### [Work to be completed]
Transcribe every entry word for word, but skip the images.

--- BEGIN Data shown ---

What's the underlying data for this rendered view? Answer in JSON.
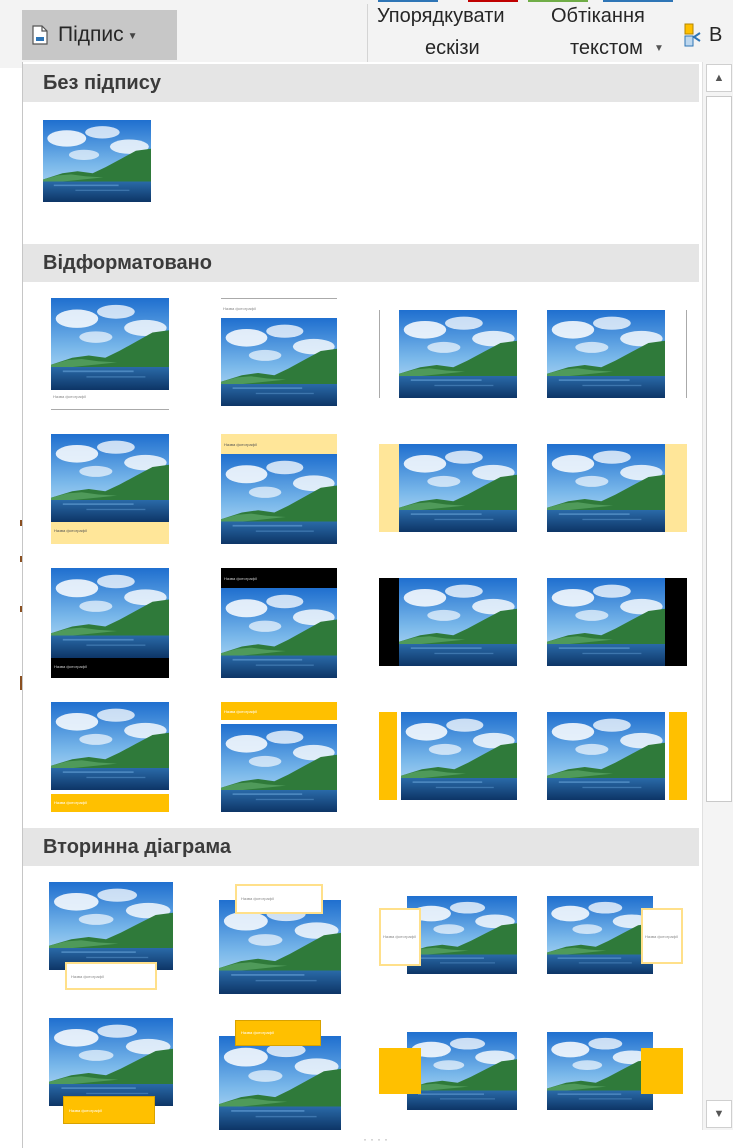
{
  "ribbon": {
    "caption_button": "Підпис",
    "arrange_line1": "Упорядкувати",
    "arrange_line2": "ескізи",
    "wrap_line1": "Обтікання",
    "wrap_line2": "текстом",
    "bring_label": "В",
    "strip_colors": [
      "#2e75b6",
      "#c00000",
      "#70ad47",
      "#2e75b6"
    ]
  },
  "gallery": {
    "sections": [
      {
        "title": "Без підпису"
      },
      {
        "title": "Відформатовано"
      },
      {
        "title": "Вторинна діаграма"
      }
    ]
  },
  "caption_sample": "Назва фотографії",
  "colors": {
    "sky_top": "#1f6fcf",
    "sky_bottom": "#9fd0f2",
    "mountain": "#2f7a3a",
    "water": "#15447a",
    "accent_light": "#ffe699",
    "accent_dark": "#000000",
    "accent_gold": "#ffc000"
  },
  "icons": [
    "document-caption-icon",
    "dropdown-arrow-icon",
    "bring-forward-icon",
    "scroll-up-arrow-icon",
    "scroll-down-arrow-icon",
    "resize-grip-icon"
  ]
}
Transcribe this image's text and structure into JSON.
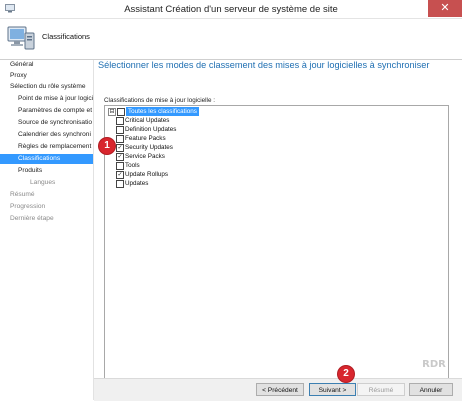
{
  "window": {
    "title": "Assistant Création d'un serveur de système de site",
    "close_glyph": "✕"
  },
  "header": {
    "title": "Classifications"
  },
  "sidebar": {
    "items": [
      {
        "label": "Général",
        "level": 1,
        "state": "normal"
      },
      {
        "label": "Proxy",
        "level": 1,
        "state": "normal"
      },
      {
        "label": "Sélection du rôle système",
        "level": 1,
        "state": "normal"
      },
      {
        "label": "Point de mise à jour logicie",
        "level": 2,
        "state": "normal"
      },
      {
        "label": "Paramètres de compte et",
        "level": 2,
        "state": "normal"
      },
      {
        "label": "Source de synchronisatio",
        "level": 2,
        "state": "normal"
      },
      {
        "label": "Calendrier des synchroni",
        "level": 2,
        "state": "normal"
      },
      {
        "label": "Règles de remplacement",
        "level": 2,
        "state": "normal"
      },
      {
        "label": "Classifications",
        "level": 2,
        "state": "active"
      },
      {
        "label": "Produits",
        "level": 2,
        "state": "normal"
      },
      {
        "label": "Langues",
        "level": 3,
        "state": "dim"
      },
      {
        "label": "Résumé",
        "level": 1,
        "state": "dim"
      },
      {
        "label": "Progression",
        "level": 1,
        "state": "dim"
      },
      {
        "label": "Dernière étape",
        "level": 1,
        "state": "dim"
      }
    ]
  },
  "main": {
    "heading": "Sélectionner les modes de classement des mises à jour logicielles à synchroniser",
    "list_label": "Classifications de mise à jour logicielle :",
    "tree": {
      "expander": "⊟",
      "root_label": "Toutes les classifications",
      "root_checked": false,
      "children": [
        {
          "label": "Critical Updates",
          "checked": false
        },
        {
          "label": "Definition Updates",
          "checked": false
        },
        {
          "label": "Feature Packs",
          "checked": false
        },
        {
          "label": "Security Updates",
          "checked": true
        },
        {
          "label": "Service Packs",
          "checked": true
        },
        {
          "label": "Tools",
          "checked": false
        },
        {
          "label": "Update Rollups",
          "checked": true
        },
        {
          "label": "Updates",
          "checked": false
        }
      ]
    }
  },
  "footer": {
    "prev_label": "< Précédent",
    "next_label": "Suivant >",
    "summary_label": "Résumé",
    "cancel_label": "Annuler"
  },
  "annotations": {
    "step1": "1",
    "step2": "2"
  },
  "watermark": "RDR",
  "colors": {
    "accent": "#3399ff",
    "heading": "#1f6fb2",
    "close": "#c75050",
    "badge": "#d8262e"
  }
}
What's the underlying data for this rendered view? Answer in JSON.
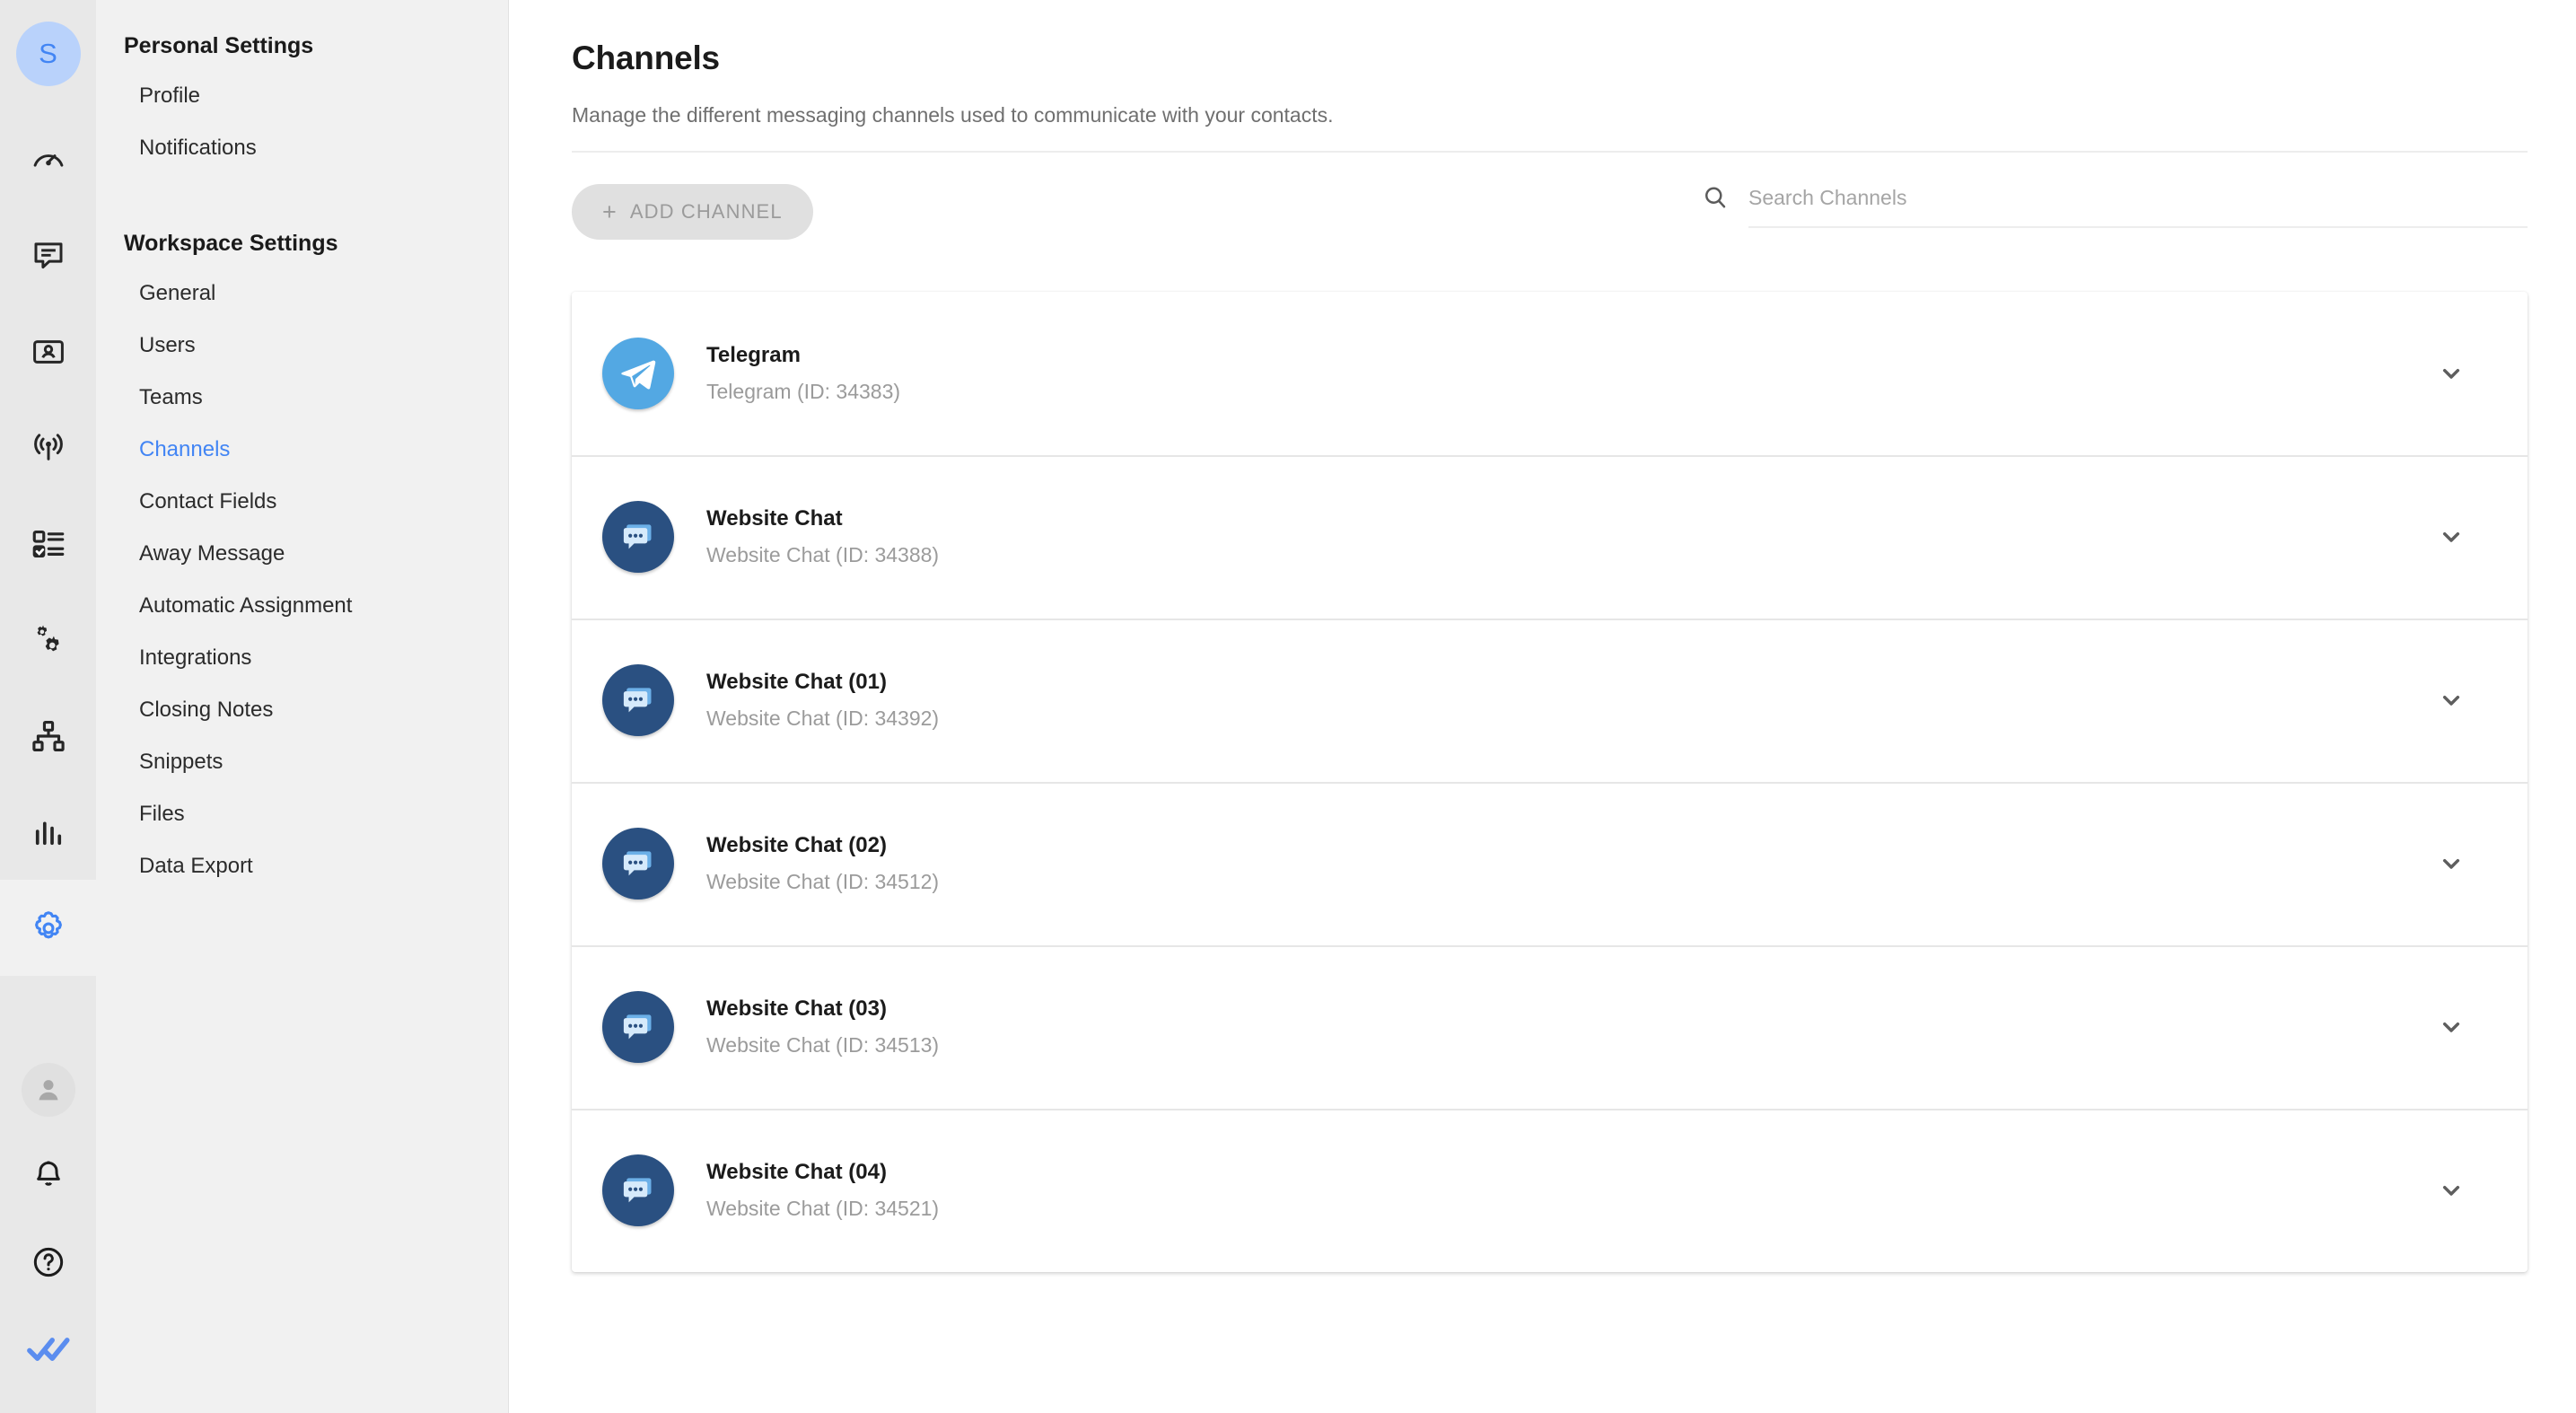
{
  "rail": {
    "workspace_avatar_label": "S",
    "icons": [
      {
        "name": "dashboard-gauge-icon"
      },
      {
        "name": "messages-chat-icon"
      },
      {
        "name": "contacts-card-icon"
      },
      {
        "name": "broadcast-antenna-icon"
      },
      {
        "name": "checklist-icon"
      },
      {
        "name": "automations-gears-icon"
      },
      {
        "name": "workflows-hierarchy-icon"
      },
      {
        "name": "reports-bar-chart-icon"
      },
      {
        "name": "settings-gear-icon"
      }
    ],
    "bottom_icons": [
      {
        "name": "user-avatar-icon"
      },
      {
        "name": "notifications-bell-icon"
      },
      {
        "name": "help-question-icon"
      },
      {
        "name": "double-check-logo-icon"
      }
    ]
  },
  "sidebar": {
    "personal_heading": "Personal Settings",
    "personal_items": [
      {
        "label": "Profile"
      },
      {
        "label": "Notifications"
      }
    ],
    "workspace_heading": "Workspace Settings",
    "workspace_items": [
      {
        "label": "General"
      },
      {
        "label": "Users"
      },
      {
        "label": "Teams"
      },
      {
        "label": "Channels"
      },
      {
        "label": "Contact Fields"
      },
      {
        "label": "Away Message"
      },
      {
        "label": "Automatic Assignment"
      },
      {
        "label": "Integrations"
      },
      {
        "label": "Closing Notes"
      },
      {
        "label": "Snippets"
      },
      {
        "label": "Files"
      },
      {
        "label": "Data Export"
      }
    ],
    "active_item": "Channels"
  },
  "main": {
    "title": "Channels",
    "subtitle": "Manage the different messaging channels used to communicate with your contacts.",
    "add_channel_label": "ADD CHANNEL",
    "add_channel_plus": "+",
    "search_placeholder": "Search Channels",
    "search_value": "",
    "channels": [
      {
        "name": "Telegram",
        "meta": "Telegram (ID: 34383)",
        "type": "telegram"
      },
      {
        "name": "Website Chat",
        "meta": "Website Chat (ID: 34388)",
        "type": "webchat"
      },
      {
        "name": "Website Chat (01)",
        "meta": "Website Chat (ID: 34392)",
        "type": "webchat"
      },
      {
        "name": "Website Chat (02)",
        "meta": "Website Chat (ID: 34512)",
        "type": "webchat"
      },
      {
        "name": "Website Chat (03)",
        "meta": "Website Chat (ID: 34513)",
        "type": "webchat"
      },
      {
        "name": "Website Chat (04)",
        "meta": "Website Chat (ID: 34521)",
        "type": "webchat"
      }
    ]
  },
  "colors": {
    "accent_blue": "#4285f4",
    "telegram_blue": "#53a8e3",
    "webchat_navy": "#2a5081",
    "rail_bg": "#e8e8e8",
    "sidebar_bg": "#f1f1f1"
  }
}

--- END Data shown ---

### [Answer to the exercise]
What's the underlying data for this rendered view? Answer in JSON.
{
  "ribbon": {
    "caption_button": "Підпис",
    "arrange_line1": "Упорядкувати",
    "arrange_line2": "ескізи",
    "wrap_line1": "Обтікання",
    "wrap_line2": "текстом",
    "bring_label": "В",
    "strip_colors": [
      "#2e75b6",
      "#c00000",
      "#70ad47",
      "#2e75b6"
    ]
  },
  "gallery": {
    "sections": [
      {
        "title": "Без підпису"
      },
      {
        "title": "Відформатовано"
      },
      {
        "title": "Вторинна діаграма"
      }
    ]
  },
  "caption_sample": "Назва фотографії",
  "colors": {
    "sky_top": "#1f6fcf",
    "sky_bottom": "#9fd0f2",
    "mountain": "#2f7a3a",
    "water": "#15447a",
    "accent_light": "#ffe699",
    "accent_dark": "#000000",
    "accent_gold": "#ffc000"
  },
  "icons": [
    "document-caption-icon",
    "dropdown-arrow-icon",
    "bring-forward-icon",
    "scroll-up-arrow-icon",
    "scroll-down-arrow-icon",
    "resize-grip-icon"
  ]
}
Transcribe this image's text and structure into JSON.
{
  "window": {
    "title": "Assistant Création d'un serveur de système de site",
    "close_glyph": "✕"
  },
  "header": {
    "title": "Classifications"
  },
  "sidebar": {
    "items": [
      {
        "label": "Général",
        "level": 1,
        "state": "normal"
      },
      {
        "label": "Proxy",
        "level": 1,
        "state": "normal"
      },
      {
        "label": "Sélection du rôle système",
        "level": 1,
        "state": "normal"
      },
      {
        "label": "Point de mise à jour logicie",
        "level": 2,
        "state": "normal"
      },
      {
        "label": "Paramètres de compte et",
        "level": 2,
        "state": "normal"
      },
      {
        "label": "Source de synchronisatio",
        "level": 2,
        "state": "normal"
      },
      {
        "label": "Calendrier des synchroni",
        "level": 2,
        "state": "normal"
      },
      {
        "label": "Règles de remplacement",
        "level": 2,
        "state": "normal"
      },
      {
        "label": "Classifications",
        "level": 2,
        "state": "active"
      },
      {
        "label": "Produits",
        "level": 2,
        "state": "normal"
      },
      {
        "label": "Langues",
        "level": 3,
        "state": "dim"
      },
      {
        "label": "Résumé",
        "level": 1,
        "state": "dim"
      },
      {
        "label": "Progression",
        "level": 1,
        "state": "dim"
      },
      {
        "label": "Dernière étape",
        "level": 1,
        "state": "dim"
      }
    ]
  },
  "main": {
    "heading": "Sélectionner les modes de classement des mises à jour logicielles à synchroniser",
    "list_label": "Classifications de mise à jour logicielle :",
    "tree": {
      "expander": "⊟",
      "root_label": "Toutes les classifications",
      "root_checked": false,
      "children": [
        {
          "label": "Critical Updates",
          "checked": false
        },
        {
          "label": "Definition Updates",
          "checked": false
        },
        {
          "label": "Feature Packs",
          "checked": false
        },
        {
          "label": "Security Updates",
          "checked": true
        },
        {
          "label": "Service Packs",
          "checked": true
        },
        {
          "label": "Tools",
          "checked": false
        },
        {
          "label": "Update Rollups",
          "checked": true
        },
        {
          "label": "Updates",
          "checked": false
        }
      ]
    }
  },
  "footer": {
    "prev_label": "< Précédent",
    "next_label": "Suivant >",
    "summary_label": "Résumé",
    "cancel_label": "Annuler"
  },
  "annotations": {
    "step1": "1",
    "step2": "2"
  },
  "watermark": "RDR",
  "colors": {
    "accent": "#3399ff",
    "heading": "#1f6fb2",
    "close": "#c75050",
    "badge": "#d8262e"
  }
}
What's the underlying data for this rendered view? Answer in JSON.
{
  "rail": {
    "workspace_avatar_label": "S",
    "icons": [
      {
        "name": "dashboard-gauge-icon"
      },
      {
        "name": "messages-chat-icon"
      },
      {
        "name": "contacts-card-icon"
      },
      {
        "name": "broadcast-antenna-icon"
      },
      {
        "name": "checklist-icon"
      },
      {
        "name": "automations-gears-icon"
      },
      {
        "name": "workflows-hierarchy-icon"
      },
      {
        "name": "reports-bar-chart-icon"
      },
      {
        "name": "settings-gear-icon"
      }
    ],
    "bottom_icons": [
      {
        "name": "user-avatar-icon"
      },
      {
        "name": "notifications-bell-icon"
      },
      {
        "name": "help-question-icon"
      },
      {
        "name": "double-check-logo-icon"
      }
    ]
  },
  "sidebar": {
    "personal_heading": "Personal Settings",
    "personal_items": [
      {
        "label": "Profile"
      },
      {
        "label": "Notifications"
      }
    ],
    "workspace_heading": "Workspace Settings",
    "workspace_items": [
      {
        "label": "General"
      },
      {
        "label": "Users"
      },
      {
        "label": "Teams"
      },
      {
        "label": "Channels"
      },
      {
        "label": "Contact Fields"
      },
      {
        "label": "Away Message"
      },
      {
        "label": "Automatic Assignment"
      },
      {
        "label": "Integrations"
      },
      {
        "label": "Closing Notes"
      },
      {
        "label": "Snippets"
      },
      {
        "label": "Files"
      },
      {
        "label": "Data Export"
      }
    ],
    "active_item": "Channels"
  },
  "main": {
    "title": "Channels",
    "subtitle": "Manage the different messaging channels used to communicate with your contacts.",
    "add_channel_label": "ADD CHANNEL",
    "add_channel_plus": "+",
    "search_placeholder": "Search Channels",
    "search_value": "",
    "channels": [
      {
        "name": "Telegram",
        "meta": "Telegram (ID: 34383)",
        "type": "telegram"
      },
      {
        "name": "Website Chat",
        "meta": "Website Chat (ID: 34388)",
        "type": "webchat"
      },
      {
        "name": "Website Chat (01)",
        "meta": "Website Chat (ID: 34392)",
        "type": "webchat"
      },
      {
        "name": "Website Chat (02)",
        "meta": "Website Chat (ID: 34512)",
        "type": "webchat"
      },
      {
        "name": "Website Chat (03)",
        "meta": "Website Chat (ID: 34513)",
        "type": "webchat"
      },
      {
        "name": "Website Chat (04)",
        "meta": "Website Chat (ID: 34521)",
        "type": "webchat"
      }
    ]
  },
  "colors": {
    "accent_blue": "#4285f4",
    "telegram_blue": "#53a8e3",
    "webchat_navy": "#2a5081",
    "rail_bg": "#e8e8e8",
    "sidebar_bg": "#f1f1f1"
  }
}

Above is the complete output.